**SHORT TASK:** State the number of lines in these records holding "della". Say nothing more.

**EXERCISE DATA:**

****************

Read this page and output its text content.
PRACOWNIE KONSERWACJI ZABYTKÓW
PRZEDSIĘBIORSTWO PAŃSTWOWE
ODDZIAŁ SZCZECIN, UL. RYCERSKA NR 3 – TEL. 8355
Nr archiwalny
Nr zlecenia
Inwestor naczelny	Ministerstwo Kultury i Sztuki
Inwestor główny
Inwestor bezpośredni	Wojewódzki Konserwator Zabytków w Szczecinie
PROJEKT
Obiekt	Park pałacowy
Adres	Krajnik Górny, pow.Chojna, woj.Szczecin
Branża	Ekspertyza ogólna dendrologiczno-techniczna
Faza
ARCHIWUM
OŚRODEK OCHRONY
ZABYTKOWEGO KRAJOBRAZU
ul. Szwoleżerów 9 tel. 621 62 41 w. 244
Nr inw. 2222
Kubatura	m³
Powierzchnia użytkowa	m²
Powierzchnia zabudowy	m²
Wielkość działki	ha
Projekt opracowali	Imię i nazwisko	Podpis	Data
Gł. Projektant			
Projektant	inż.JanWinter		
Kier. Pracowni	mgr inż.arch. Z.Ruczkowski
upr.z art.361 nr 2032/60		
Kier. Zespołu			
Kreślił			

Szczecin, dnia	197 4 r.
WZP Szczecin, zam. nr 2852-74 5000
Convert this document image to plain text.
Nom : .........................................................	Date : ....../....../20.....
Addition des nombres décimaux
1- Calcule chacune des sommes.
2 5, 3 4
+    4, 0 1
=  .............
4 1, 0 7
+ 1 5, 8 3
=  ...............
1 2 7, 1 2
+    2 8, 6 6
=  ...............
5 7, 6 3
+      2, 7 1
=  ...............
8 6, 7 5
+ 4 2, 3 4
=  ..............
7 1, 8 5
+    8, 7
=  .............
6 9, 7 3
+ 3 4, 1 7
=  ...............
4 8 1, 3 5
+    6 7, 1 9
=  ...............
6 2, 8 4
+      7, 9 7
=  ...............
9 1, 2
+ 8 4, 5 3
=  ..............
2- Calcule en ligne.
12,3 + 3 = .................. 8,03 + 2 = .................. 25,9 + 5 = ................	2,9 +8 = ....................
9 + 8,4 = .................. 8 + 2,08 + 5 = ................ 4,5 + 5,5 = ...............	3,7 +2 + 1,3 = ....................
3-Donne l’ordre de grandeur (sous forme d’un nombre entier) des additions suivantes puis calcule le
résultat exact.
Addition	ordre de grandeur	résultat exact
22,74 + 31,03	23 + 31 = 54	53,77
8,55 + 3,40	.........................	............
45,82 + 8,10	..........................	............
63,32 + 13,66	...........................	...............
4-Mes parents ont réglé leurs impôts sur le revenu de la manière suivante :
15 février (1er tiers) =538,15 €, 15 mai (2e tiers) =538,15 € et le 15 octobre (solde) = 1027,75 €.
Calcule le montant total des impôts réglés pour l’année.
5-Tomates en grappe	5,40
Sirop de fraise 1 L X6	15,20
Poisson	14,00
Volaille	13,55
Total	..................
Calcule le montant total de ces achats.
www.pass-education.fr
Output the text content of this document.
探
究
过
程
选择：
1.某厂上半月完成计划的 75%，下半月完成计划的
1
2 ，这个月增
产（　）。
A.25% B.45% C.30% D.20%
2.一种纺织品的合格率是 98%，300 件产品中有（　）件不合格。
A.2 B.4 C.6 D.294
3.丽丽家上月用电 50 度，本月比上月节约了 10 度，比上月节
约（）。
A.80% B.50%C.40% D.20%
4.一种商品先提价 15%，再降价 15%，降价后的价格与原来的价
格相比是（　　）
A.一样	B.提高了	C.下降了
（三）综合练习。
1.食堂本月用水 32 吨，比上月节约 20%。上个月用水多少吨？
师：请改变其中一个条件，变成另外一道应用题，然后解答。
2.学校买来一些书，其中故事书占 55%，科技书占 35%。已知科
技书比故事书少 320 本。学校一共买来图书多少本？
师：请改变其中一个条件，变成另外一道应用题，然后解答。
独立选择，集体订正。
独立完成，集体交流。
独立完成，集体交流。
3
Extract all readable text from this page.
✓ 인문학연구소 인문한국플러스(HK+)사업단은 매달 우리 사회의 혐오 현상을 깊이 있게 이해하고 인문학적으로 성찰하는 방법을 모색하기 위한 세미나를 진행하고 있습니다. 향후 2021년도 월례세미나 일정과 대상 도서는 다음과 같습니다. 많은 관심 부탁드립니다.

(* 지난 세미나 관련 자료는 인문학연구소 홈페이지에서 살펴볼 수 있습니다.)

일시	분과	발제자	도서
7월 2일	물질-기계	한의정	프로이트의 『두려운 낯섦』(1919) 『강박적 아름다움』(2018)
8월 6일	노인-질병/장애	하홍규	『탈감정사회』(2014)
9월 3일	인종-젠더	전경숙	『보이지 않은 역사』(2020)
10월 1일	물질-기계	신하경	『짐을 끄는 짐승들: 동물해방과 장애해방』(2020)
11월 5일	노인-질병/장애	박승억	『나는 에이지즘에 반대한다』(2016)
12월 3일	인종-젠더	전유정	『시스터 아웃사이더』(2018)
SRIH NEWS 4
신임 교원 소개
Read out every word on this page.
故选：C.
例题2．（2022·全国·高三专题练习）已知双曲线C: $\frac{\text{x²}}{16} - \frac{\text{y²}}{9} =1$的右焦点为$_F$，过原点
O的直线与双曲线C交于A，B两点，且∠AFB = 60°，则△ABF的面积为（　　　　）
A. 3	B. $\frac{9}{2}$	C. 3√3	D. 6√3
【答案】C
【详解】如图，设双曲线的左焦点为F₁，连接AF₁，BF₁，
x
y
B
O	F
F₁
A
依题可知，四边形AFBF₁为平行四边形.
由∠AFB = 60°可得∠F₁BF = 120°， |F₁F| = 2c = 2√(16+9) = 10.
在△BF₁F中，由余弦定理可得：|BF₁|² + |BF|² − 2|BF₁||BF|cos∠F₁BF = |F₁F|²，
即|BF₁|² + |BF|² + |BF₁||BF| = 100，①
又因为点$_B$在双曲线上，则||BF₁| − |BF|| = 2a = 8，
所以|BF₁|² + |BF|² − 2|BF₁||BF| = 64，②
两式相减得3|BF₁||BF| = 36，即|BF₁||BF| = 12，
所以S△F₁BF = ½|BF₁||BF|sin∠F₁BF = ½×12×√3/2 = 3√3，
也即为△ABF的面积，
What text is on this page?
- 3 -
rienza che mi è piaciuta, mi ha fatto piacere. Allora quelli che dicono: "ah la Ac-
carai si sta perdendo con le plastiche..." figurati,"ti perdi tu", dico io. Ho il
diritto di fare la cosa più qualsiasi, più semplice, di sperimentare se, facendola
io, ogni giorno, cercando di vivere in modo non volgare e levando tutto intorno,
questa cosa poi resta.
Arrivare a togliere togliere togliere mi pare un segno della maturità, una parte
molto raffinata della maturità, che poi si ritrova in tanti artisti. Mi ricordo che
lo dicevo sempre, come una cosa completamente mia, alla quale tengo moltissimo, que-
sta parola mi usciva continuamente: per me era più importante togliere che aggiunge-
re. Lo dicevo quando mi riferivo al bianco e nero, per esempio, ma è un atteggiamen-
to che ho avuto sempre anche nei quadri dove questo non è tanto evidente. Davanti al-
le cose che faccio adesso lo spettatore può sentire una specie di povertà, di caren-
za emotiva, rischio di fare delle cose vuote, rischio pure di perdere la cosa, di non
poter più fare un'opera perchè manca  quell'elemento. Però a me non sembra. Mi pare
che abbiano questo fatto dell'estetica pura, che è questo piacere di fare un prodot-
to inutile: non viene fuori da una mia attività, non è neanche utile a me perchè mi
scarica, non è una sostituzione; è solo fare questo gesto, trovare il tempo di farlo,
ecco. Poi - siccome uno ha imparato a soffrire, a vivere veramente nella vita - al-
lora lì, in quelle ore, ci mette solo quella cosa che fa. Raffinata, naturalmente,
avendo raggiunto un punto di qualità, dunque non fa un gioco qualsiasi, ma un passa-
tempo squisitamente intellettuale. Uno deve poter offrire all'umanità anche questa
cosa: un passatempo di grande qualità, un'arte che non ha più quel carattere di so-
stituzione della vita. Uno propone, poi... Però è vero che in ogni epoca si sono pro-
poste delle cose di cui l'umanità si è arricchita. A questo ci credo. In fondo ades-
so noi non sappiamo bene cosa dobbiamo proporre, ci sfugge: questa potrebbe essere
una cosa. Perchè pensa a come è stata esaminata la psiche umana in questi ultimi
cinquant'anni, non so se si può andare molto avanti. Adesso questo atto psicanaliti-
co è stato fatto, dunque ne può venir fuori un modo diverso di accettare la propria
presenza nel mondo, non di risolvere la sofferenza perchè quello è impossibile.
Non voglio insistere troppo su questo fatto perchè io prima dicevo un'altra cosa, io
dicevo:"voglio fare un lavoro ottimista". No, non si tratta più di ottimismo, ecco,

****************

**TASK RESPONSE:** 3